REQUIRED WORK: For every line in the records that has the word "down", make a copy.

DATA RECORDS:
::::
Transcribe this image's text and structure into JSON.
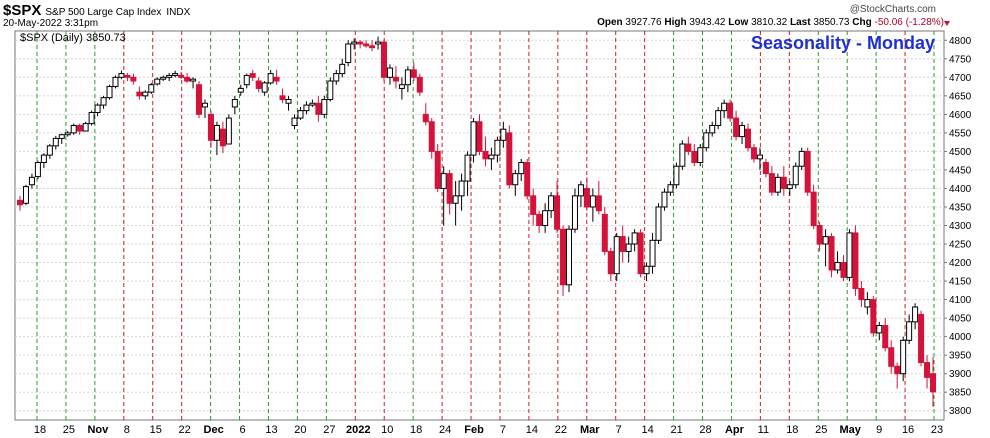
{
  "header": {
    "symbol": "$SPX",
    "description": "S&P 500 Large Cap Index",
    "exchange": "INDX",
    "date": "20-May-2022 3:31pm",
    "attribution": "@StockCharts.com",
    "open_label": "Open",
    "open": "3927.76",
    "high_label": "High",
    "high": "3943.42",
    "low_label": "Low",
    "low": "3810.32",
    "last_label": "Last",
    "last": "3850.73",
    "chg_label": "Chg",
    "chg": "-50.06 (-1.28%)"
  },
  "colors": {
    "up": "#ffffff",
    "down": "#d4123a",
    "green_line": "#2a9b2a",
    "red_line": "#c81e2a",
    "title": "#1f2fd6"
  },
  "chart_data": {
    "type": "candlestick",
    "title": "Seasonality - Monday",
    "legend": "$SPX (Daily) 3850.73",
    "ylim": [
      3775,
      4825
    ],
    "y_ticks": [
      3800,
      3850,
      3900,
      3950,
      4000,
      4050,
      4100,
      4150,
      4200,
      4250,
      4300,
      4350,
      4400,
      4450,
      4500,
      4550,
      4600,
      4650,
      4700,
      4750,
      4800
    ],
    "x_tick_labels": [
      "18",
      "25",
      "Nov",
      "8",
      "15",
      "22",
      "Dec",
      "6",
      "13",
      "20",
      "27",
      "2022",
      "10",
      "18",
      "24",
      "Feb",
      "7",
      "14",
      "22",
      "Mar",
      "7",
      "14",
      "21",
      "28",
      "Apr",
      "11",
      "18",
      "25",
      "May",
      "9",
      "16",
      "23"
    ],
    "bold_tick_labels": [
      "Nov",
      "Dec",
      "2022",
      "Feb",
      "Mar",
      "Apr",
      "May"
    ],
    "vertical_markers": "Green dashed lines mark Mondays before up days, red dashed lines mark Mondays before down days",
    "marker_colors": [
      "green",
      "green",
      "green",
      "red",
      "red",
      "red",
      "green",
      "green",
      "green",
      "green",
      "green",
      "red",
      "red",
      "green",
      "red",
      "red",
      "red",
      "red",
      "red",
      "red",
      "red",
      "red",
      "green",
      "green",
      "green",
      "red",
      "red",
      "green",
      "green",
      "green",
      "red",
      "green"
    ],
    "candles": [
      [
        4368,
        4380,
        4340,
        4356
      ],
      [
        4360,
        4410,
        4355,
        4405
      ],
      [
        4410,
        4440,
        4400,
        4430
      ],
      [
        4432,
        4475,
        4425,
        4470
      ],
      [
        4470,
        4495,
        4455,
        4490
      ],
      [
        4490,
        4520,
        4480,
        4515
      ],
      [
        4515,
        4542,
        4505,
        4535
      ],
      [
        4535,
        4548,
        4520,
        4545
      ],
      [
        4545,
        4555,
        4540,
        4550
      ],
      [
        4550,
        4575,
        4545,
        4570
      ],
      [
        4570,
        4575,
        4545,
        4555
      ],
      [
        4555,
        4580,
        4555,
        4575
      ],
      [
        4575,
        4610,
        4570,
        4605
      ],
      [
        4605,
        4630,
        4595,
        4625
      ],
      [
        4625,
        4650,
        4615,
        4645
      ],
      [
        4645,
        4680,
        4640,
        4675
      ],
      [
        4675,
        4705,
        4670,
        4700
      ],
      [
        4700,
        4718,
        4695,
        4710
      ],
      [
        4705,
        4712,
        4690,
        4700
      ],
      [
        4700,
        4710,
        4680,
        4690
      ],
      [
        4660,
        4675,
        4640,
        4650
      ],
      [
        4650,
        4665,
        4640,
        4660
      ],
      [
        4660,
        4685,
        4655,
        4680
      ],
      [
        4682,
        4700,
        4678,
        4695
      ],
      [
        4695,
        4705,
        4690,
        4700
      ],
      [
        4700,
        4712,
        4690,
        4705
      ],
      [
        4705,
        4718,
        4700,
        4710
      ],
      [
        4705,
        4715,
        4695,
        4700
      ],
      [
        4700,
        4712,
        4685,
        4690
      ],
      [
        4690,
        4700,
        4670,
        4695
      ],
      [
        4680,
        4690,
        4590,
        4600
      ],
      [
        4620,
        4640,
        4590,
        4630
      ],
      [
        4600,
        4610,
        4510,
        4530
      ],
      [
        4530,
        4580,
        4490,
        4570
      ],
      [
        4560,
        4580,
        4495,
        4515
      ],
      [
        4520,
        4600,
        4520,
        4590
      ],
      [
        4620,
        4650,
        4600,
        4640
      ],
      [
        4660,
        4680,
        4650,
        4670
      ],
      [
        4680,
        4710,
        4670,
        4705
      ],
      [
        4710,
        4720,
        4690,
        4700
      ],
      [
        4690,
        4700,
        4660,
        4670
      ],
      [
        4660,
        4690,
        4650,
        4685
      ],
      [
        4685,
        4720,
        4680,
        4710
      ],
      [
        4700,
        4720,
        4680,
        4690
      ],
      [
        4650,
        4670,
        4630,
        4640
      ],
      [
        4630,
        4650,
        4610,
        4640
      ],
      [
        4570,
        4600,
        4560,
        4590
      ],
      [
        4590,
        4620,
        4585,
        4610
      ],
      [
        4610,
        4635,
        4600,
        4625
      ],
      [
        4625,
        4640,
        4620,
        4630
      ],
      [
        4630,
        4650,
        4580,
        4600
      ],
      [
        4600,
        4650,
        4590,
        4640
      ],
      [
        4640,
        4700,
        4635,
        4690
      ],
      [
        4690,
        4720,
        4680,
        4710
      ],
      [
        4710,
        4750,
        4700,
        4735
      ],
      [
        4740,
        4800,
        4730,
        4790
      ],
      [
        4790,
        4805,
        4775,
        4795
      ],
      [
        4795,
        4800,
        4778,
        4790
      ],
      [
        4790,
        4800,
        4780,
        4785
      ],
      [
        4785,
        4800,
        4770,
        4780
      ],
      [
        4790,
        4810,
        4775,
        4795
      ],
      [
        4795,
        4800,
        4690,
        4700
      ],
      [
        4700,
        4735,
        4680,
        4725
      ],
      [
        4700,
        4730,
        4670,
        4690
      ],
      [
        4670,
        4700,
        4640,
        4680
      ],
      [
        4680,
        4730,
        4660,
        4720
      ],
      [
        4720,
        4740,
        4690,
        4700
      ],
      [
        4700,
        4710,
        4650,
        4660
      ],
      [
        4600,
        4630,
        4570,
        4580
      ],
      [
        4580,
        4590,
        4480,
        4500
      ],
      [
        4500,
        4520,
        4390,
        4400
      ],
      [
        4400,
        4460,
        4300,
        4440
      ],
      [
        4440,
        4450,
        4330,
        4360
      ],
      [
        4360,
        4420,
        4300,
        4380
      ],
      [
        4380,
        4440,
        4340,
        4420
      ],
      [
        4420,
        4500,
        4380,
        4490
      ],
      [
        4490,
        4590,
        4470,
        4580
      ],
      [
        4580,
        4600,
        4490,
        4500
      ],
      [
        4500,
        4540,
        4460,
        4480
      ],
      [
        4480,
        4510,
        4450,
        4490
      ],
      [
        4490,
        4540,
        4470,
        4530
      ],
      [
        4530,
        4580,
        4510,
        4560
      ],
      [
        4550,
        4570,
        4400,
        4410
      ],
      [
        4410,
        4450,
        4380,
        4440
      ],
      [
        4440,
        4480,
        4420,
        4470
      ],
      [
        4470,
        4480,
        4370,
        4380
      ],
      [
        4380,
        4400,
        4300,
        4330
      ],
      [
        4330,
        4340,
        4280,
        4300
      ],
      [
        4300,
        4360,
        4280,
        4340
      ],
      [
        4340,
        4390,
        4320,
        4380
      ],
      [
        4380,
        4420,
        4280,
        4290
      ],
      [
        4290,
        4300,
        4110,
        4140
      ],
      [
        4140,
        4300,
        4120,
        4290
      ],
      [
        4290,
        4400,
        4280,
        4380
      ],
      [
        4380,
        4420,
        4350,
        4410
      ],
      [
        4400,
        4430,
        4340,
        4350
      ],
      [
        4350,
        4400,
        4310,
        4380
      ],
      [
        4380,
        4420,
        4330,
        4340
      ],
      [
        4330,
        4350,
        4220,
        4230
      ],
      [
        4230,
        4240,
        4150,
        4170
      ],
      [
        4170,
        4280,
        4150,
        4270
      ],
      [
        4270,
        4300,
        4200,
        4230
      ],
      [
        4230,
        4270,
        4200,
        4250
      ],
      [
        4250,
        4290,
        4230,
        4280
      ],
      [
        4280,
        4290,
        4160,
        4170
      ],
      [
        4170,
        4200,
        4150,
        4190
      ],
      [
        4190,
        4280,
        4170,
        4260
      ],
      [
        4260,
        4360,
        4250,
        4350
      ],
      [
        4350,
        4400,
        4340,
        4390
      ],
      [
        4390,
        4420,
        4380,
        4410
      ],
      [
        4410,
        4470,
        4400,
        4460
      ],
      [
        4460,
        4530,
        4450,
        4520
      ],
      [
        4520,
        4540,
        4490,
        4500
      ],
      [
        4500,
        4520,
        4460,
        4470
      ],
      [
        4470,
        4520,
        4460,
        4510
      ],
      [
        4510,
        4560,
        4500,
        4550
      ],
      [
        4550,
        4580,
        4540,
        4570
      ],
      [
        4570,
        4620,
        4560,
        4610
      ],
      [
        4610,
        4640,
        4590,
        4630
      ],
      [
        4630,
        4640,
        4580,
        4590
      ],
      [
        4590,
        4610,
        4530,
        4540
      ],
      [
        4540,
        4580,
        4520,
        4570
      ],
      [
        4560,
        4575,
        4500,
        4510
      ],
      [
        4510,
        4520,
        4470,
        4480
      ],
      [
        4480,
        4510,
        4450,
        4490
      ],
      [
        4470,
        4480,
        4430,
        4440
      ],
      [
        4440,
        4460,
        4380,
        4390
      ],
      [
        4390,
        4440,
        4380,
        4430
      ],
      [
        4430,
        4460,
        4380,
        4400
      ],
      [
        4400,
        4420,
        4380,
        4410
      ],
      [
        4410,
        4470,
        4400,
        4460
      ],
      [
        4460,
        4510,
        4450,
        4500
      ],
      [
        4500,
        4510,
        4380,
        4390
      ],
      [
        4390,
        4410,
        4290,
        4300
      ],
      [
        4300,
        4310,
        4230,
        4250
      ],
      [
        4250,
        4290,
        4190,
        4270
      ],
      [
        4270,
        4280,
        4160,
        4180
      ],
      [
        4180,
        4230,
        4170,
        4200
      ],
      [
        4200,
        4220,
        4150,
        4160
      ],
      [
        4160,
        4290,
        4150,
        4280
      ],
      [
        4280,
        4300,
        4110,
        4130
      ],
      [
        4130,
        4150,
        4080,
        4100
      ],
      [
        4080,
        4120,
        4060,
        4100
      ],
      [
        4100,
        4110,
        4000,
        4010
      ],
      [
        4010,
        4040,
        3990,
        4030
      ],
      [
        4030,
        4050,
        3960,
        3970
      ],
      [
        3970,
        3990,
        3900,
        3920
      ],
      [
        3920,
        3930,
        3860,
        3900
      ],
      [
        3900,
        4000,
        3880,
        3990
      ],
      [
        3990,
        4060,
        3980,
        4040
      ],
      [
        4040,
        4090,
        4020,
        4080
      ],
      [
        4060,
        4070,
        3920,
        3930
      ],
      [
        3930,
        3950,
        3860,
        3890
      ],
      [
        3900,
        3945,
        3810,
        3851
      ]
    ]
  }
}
::::
RESPONSE FOR THIS EXERCISE:
    "down": "#d4123a",
    "vertical_markers": "Green dashed lines mark Mondays before up days, red dashed lines mark Mondays before down days",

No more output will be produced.